START Extracted material

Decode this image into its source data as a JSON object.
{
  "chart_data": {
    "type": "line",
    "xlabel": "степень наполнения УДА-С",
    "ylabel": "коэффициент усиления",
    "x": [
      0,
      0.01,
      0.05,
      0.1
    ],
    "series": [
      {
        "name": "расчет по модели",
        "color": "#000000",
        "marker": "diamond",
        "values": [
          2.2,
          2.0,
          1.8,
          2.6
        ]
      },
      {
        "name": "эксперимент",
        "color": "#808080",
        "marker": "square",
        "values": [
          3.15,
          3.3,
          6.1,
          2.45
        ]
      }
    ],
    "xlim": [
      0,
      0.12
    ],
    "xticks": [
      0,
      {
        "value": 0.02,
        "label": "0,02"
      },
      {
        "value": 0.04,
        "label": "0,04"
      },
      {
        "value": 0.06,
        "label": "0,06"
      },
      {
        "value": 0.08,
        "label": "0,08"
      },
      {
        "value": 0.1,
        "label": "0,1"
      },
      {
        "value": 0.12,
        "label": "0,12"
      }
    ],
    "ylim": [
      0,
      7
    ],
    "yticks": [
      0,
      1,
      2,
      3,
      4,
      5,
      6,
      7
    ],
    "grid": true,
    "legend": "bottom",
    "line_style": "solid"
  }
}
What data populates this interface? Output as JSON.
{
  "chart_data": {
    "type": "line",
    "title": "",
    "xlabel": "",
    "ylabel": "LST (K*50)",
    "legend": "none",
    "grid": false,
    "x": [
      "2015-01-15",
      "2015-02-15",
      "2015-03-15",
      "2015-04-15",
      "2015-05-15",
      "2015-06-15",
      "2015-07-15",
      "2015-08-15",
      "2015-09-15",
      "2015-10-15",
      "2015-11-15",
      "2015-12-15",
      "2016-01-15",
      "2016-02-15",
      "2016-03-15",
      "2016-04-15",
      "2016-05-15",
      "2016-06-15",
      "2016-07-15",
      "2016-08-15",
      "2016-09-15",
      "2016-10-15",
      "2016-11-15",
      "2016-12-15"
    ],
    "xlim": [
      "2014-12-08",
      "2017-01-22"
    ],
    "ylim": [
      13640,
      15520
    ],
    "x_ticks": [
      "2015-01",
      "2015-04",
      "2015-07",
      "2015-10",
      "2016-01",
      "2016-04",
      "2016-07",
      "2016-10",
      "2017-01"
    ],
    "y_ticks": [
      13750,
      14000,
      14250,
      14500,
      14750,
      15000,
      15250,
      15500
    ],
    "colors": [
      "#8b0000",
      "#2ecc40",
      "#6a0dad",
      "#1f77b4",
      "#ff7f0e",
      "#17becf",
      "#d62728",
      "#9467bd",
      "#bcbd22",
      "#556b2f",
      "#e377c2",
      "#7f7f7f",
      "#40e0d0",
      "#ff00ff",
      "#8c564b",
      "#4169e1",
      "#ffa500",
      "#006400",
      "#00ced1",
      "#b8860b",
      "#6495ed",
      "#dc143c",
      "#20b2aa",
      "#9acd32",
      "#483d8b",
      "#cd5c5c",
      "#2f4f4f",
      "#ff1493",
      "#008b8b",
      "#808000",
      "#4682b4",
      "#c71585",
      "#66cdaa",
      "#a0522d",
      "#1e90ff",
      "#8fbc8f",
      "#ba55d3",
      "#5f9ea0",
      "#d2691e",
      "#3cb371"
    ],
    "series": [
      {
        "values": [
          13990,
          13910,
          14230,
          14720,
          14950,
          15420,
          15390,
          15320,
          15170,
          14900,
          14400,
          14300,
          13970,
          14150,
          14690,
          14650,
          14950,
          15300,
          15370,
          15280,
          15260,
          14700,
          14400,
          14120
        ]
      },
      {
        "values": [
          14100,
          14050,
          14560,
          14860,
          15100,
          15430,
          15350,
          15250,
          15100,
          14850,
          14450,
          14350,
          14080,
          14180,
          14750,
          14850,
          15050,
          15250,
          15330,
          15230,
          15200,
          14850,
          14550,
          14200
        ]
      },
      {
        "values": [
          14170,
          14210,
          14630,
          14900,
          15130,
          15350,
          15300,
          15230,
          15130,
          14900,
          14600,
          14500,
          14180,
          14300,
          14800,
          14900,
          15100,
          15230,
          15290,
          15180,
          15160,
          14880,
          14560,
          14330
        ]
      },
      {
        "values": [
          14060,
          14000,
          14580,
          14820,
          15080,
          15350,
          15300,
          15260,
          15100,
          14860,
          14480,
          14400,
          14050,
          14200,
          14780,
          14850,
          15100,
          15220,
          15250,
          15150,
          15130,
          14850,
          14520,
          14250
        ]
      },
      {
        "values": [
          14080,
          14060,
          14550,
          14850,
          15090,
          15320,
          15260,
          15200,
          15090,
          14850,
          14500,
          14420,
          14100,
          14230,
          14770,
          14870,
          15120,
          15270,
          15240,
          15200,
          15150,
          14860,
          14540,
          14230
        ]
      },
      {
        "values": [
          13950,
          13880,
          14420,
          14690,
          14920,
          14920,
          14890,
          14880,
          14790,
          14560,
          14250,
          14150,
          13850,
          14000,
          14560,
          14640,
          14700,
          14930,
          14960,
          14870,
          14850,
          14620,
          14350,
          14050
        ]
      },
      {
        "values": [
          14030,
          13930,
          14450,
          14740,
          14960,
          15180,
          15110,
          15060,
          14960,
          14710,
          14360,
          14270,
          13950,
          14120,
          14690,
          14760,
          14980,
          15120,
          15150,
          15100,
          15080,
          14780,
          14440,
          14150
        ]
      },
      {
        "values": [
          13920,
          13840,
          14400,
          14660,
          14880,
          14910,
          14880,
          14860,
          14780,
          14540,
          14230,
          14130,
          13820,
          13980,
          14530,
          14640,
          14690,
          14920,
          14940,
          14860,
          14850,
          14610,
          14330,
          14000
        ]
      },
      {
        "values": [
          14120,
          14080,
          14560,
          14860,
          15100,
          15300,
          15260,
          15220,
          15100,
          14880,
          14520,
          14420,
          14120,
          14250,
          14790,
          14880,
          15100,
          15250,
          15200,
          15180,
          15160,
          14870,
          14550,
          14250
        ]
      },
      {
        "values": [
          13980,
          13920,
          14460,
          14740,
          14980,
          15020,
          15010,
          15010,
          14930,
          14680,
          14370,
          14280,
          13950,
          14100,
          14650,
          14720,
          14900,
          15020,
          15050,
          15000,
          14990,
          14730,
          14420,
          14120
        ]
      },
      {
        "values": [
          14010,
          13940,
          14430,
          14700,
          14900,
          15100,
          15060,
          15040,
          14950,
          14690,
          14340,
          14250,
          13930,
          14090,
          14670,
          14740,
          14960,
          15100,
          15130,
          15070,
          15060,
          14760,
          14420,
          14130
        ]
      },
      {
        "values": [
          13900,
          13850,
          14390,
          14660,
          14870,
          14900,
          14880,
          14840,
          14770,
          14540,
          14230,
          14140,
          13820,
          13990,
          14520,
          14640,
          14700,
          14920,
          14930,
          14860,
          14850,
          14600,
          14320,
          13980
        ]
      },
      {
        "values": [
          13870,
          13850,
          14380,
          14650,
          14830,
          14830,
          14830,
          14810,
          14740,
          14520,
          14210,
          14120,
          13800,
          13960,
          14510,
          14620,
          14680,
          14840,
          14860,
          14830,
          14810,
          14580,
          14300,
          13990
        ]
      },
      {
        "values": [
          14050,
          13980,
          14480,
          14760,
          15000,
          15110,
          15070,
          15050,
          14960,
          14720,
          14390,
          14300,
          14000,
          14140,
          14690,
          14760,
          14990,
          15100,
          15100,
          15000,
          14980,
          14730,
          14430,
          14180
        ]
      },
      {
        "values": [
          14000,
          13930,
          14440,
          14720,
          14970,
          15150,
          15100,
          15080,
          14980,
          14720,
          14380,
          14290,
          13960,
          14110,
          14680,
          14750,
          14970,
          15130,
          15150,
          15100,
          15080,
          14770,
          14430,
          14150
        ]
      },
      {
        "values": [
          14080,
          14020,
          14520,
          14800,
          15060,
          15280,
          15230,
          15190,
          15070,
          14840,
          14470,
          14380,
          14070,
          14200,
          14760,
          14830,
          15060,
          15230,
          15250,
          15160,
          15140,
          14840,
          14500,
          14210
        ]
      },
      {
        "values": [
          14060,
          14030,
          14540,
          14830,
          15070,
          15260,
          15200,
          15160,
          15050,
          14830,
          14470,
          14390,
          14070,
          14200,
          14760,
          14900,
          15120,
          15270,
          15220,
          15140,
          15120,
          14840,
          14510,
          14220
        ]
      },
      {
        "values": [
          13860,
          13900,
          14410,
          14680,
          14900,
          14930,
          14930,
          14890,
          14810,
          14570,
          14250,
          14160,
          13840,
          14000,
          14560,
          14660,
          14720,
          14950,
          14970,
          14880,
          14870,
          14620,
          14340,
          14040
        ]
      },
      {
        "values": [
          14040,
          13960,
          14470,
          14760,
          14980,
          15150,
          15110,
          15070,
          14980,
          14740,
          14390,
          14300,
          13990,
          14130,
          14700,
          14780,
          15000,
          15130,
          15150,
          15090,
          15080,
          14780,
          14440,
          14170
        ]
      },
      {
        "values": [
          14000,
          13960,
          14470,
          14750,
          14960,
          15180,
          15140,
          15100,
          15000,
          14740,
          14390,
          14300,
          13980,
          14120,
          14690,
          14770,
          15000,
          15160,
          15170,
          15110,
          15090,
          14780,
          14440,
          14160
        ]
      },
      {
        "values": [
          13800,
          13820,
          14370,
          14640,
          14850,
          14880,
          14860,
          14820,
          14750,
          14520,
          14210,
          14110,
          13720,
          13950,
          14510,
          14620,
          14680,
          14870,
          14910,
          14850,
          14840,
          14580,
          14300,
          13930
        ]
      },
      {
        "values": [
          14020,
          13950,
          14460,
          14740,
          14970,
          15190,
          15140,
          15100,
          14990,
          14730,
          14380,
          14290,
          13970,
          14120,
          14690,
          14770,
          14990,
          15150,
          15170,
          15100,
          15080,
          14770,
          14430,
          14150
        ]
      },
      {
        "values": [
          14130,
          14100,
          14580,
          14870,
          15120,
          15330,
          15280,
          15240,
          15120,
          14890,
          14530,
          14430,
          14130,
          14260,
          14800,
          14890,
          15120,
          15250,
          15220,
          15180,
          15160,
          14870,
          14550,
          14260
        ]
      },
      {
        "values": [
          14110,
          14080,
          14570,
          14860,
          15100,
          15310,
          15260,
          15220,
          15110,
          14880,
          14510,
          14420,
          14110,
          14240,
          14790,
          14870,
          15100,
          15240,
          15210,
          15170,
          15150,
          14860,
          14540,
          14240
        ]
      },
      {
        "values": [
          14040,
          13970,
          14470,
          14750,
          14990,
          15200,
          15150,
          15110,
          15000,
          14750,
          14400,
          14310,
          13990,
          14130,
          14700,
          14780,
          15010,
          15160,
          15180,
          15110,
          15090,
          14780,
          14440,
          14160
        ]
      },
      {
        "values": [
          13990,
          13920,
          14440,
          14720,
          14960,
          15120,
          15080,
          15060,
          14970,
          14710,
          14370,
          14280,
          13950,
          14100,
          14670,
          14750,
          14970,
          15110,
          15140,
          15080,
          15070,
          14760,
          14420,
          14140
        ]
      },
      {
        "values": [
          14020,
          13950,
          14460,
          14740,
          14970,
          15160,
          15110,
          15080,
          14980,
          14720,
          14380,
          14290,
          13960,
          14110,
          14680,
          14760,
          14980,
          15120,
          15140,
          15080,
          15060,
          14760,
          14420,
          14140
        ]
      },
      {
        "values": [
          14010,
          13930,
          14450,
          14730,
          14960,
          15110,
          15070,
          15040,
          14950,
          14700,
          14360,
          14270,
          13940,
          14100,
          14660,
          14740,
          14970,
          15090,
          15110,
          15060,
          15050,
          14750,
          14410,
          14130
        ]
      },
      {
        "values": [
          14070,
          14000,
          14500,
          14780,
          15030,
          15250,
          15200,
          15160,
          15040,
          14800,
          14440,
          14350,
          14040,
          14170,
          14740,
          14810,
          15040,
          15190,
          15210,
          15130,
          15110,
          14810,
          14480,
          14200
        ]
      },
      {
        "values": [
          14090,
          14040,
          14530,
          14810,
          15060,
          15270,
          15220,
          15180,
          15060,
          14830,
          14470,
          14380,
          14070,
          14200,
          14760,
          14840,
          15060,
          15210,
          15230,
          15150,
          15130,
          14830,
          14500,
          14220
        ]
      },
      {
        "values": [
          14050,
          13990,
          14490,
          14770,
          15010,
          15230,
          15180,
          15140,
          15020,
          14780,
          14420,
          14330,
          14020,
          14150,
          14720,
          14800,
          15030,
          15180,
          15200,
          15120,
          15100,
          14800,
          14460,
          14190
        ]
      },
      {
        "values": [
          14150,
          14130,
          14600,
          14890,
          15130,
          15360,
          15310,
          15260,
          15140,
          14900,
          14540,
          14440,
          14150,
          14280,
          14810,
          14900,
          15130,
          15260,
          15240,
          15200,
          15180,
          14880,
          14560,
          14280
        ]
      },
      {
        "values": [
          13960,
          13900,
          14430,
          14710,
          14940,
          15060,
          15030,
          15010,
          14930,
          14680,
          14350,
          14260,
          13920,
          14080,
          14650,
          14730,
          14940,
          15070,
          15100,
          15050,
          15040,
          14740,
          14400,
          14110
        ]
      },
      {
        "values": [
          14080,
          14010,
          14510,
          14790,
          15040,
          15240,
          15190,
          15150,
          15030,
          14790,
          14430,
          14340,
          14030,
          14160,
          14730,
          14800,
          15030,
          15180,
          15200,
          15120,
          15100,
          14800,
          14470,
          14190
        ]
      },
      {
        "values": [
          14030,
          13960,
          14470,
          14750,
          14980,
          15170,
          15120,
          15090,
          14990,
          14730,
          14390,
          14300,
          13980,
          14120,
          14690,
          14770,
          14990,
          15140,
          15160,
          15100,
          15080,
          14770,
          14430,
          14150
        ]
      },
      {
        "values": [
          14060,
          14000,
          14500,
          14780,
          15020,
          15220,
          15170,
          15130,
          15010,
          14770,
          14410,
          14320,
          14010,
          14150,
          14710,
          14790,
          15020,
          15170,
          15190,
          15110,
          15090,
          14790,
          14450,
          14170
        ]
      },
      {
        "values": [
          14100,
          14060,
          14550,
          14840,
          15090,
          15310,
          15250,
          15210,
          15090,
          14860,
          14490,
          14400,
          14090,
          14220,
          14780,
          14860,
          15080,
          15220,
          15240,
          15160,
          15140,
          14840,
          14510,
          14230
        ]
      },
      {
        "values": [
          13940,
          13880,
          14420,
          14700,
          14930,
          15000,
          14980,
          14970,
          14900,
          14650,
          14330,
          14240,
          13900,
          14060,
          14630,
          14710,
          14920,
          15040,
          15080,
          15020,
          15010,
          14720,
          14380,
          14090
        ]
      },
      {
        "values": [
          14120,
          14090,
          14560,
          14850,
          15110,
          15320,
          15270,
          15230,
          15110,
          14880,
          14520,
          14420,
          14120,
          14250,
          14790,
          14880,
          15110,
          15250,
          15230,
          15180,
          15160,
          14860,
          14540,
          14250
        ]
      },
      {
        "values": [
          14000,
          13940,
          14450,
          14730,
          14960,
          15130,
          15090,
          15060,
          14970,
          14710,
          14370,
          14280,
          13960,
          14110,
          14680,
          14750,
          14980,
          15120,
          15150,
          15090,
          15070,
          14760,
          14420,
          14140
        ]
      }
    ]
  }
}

END Extracted material

## Task details
Pull out all lines from the listing that contain the string "ylabel".

## Response to the task
    "ylabel": "коэффициент усиления",
    "ylabel": "LST (K*50)",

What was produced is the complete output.